WHAT IS BEING ASKED:
Check every line below for the string "text", and copy the lines that contain it.

Extracted data entries:
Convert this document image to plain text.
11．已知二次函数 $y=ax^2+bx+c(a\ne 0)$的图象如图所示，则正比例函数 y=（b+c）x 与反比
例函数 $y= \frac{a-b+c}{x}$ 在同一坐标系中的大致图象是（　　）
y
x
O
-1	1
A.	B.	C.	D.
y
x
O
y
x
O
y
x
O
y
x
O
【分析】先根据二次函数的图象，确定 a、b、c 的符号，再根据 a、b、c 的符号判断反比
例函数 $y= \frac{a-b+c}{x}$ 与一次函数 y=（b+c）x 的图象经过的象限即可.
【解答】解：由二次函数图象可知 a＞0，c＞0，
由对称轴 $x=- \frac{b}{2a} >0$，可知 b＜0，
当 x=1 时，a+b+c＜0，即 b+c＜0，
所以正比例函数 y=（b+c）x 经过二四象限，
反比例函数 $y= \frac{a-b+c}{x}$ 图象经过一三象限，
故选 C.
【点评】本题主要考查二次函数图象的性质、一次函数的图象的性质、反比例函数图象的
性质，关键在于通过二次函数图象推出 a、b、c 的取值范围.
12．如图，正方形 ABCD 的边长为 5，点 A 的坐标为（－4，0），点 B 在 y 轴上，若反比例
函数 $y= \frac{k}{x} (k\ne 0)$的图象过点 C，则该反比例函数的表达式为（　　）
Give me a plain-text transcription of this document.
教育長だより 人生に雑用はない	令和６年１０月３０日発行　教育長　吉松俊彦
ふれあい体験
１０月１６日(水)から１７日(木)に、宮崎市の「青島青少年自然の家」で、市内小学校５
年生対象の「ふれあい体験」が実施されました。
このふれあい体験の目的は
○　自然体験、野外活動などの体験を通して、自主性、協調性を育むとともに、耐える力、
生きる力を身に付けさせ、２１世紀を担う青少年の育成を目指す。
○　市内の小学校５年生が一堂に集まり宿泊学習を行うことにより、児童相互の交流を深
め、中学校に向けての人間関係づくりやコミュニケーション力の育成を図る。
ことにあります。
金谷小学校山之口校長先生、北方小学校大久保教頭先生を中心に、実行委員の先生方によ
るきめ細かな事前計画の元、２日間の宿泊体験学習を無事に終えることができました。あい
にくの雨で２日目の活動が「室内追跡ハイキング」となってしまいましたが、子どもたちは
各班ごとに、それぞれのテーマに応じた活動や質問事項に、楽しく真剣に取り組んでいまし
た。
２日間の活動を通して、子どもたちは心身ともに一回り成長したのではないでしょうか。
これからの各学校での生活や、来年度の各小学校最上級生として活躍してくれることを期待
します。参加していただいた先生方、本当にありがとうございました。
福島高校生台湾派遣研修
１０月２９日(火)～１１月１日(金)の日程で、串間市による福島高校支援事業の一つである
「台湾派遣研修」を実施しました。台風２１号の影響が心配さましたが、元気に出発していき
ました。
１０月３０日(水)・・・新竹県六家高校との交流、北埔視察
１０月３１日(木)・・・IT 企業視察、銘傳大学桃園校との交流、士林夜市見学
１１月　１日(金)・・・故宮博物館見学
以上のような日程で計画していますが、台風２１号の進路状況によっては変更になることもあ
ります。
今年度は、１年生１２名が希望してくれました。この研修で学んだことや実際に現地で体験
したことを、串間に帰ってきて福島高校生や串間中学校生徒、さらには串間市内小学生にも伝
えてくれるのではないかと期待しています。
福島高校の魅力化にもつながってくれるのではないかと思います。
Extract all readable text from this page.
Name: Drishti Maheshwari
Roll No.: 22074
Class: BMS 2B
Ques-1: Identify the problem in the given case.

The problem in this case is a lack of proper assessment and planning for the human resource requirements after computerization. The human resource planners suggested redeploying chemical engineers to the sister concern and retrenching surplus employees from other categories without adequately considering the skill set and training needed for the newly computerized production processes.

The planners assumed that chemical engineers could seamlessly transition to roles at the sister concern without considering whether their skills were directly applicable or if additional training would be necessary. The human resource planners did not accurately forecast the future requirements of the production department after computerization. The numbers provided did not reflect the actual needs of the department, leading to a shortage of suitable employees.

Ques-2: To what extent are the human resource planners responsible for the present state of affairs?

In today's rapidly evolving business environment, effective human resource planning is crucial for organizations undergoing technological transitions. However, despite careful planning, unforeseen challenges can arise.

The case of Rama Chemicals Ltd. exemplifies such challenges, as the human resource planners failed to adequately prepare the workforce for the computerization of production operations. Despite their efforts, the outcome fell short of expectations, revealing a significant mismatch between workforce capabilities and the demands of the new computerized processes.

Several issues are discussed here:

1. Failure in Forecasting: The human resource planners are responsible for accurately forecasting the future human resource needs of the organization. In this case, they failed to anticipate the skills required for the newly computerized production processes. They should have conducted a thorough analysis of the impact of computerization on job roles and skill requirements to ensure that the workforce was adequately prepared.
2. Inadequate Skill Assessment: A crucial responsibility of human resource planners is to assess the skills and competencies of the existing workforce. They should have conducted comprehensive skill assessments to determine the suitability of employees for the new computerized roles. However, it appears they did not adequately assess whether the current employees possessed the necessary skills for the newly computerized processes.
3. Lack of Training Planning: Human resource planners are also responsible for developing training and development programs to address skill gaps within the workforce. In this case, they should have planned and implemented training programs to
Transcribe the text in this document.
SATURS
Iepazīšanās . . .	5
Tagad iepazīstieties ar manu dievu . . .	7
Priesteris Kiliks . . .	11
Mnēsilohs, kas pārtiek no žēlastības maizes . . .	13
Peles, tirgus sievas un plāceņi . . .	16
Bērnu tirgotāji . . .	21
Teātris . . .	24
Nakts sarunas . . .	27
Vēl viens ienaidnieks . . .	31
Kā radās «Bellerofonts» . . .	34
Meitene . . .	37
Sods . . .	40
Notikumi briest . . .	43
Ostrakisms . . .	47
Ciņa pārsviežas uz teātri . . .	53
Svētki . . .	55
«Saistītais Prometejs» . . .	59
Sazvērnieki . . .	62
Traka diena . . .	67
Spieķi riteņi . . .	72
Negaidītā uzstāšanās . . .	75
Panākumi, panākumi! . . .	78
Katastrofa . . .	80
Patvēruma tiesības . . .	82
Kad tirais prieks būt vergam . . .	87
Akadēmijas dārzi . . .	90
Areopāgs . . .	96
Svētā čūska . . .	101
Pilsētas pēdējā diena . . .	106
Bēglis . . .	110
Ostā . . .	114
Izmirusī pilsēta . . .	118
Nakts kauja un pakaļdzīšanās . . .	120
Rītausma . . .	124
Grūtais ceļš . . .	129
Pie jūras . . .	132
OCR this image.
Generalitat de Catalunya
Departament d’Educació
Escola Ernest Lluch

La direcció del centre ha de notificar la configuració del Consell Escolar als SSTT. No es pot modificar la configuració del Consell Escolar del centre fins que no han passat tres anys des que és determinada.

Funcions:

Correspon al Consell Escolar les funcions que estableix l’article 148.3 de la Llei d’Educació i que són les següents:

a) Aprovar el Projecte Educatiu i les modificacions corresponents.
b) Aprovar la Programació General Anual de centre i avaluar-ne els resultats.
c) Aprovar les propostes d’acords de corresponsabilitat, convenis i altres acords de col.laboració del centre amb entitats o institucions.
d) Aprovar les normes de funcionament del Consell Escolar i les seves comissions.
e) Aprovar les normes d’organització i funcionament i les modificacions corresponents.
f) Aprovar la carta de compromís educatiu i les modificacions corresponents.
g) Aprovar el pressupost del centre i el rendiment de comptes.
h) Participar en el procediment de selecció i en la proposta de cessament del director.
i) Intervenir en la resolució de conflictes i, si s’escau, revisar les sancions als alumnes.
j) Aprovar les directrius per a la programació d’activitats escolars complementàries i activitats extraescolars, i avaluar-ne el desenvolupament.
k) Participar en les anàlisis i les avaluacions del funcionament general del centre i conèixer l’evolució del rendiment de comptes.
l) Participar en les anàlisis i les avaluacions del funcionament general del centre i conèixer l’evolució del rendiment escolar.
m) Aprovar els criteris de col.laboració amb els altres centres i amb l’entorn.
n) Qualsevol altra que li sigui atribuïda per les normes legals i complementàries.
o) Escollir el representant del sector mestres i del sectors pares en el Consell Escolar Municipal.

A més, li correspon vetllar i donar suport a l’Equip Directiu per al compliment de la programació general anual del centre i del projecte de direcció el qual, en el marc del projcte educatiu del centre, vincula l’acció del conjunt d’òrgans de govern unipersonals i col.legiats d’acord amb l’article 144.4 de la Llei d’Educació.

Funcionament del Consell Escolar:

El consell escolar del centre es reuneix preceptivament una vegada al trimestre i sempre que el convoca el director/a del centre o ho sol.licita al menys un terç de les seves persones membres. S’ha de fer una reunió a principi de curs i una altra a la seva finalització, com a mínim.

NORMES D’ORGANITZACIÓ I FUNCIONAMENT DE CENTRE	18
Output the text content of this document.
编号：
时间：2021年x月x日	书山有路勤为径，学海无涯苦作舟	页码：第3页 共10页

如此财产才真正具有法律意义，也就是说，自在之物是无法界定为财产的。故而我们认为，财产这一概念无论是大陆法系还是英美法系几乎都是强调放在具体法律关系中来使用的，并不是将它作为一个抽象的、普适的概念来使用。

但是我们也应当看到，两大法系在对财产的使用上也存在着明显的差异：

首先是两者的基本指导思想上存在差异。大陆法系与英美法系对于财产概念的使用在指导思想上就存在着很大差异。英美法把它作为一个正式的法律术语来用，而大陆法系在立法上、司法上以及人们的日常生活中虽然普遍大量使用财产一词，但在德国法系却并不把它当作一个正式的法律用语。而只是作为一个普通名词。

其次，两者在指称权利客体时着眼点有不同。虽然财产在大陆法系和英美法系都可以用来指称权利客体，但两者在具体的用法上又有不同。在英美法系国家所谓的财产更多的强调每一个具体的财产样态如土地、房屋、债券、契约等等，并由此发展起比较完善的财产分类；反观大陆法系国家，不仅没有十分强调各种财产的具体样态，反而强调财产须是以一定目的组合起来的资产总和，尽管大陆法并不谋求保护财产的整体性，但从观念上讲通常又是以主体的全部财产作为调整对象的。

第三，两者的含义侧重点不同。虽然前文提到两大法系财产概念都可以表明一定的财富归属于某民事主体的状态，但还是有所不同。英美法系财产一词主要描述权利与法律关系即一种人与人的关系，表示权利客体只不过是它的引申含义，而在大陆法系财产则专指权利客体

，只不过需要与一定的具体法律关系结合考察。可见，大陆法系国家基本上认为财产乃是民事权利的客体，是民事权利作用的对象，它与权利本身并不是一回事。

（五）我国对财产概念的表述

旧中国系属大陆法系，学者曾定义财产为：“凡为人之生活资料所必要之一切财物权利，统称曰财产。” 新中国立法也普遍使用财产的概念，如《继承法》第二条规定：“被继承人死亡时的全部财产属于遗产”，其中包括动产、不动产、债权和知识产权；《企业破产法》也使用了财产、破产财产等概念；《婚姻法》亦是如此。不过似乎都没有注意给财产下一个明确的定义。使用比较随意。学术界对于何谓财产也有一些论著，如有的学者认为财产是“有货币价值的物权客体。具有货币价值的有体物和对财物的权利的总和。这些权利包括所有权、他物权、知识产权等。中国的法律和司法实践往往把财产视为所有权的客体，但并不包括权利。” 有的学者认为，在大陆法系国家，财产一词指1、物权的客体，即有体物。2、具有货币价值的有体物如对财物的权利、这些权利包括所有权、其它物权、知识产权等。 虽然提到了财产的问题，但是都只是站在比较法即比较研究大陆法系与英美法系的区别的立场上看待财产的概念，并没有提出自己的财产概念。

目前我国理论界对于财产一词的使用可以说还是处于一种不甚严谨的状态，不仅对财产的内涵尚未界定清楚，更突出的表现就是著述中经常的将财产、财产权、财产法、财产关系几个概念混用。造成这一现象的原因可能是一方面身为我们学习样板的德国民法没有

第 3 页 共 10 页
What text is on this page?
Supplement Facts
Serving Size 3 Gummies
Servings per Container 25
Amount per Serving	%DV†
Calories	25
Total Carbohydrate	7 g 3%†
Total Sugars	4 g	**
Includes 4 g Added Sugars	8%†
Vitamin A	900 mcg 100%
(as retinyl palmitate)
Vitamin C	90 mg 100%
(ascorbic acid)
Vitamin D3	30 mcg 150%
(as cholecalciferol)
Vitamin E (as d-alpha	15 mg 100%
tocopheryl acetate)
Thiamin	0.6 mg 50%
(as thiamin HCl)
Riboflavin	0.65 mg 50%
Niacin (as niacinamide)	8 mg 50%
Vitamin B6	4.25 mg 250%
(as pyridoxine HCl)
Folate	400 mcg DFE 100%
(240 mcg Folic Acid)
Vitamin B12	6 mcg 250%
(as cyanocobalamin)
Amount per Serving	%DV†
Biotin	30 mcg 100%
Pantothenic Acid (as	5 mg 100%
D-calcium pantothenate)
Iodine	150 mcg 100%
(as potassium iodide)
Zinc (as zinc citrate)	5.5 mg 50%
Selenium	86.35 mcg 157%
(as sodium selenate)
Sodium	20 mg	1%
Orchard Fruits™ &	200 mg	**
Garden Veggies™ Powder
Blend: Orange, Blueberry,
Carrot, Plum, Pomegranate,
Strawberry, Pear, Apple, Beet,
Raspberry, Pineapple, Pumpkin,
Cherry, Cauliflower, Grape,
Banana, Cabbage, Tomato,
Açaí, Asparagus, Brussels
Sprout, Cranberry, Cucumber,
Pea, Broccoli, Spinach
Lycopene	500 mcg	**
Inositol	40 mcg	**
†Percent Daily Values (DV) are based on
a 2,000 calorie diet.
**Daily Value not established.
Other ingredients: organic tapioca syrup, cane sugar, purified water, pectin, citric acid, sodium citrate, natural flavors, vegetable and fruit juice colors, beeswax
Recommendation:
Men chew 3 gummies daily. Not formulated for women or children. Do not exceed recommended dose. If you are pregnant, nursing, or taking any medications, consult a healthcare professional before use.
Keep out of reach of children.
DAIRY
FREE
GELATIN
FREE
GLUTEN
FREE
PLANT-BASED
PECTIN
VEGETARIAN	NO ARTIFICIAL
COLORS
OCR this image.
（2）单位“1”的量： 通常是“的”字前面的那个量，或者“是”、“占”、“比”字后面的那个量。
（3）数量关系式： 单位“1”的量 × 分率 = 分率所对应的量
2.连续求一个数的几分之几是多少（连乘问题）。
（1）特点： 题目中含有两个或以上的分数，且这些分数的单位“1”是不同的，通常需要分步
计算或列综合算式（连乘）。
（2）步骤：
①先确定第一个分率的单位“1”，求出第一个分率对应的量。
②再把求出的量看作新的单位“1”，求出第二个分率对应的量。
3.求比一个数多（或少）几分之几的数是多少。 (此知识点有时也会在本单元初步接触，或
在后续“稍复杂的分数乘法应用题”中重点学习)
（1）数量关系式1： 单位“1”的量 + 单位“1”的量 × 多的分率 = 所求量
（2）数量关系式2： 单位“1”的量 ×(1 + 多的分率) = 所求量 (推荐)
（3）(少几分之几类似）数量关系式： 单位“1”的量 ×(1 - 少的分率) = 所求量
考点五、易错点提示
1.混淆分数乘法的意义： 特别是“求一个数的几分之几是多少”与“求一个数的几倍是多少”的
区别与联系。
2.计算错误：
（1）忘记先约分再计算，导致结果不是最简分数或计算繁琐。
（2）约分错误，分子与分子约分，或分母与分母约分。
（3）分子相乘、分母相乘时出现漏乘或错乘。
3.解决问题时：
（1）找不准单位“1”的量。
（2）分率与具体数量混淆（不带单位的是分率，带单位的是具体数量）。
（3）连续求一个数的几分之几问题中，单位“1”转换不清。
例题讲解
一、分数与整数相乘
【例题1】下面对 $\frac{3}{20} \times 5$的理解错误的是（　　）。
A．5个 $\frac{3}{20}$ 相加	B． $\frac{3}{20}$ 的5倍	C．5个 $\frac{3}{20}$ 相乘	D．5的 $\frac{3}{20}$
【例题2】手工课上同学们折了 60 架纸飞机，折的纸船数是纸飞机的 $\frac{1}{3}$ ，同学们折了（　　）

COMPLETED EXERCISE:
Convert this document image to plain text.
Give me a plain-text transcription of this document.
Extract all readable text from this page.
Transcribe the text in this document.
Output the text content of this document.
What text is on this page?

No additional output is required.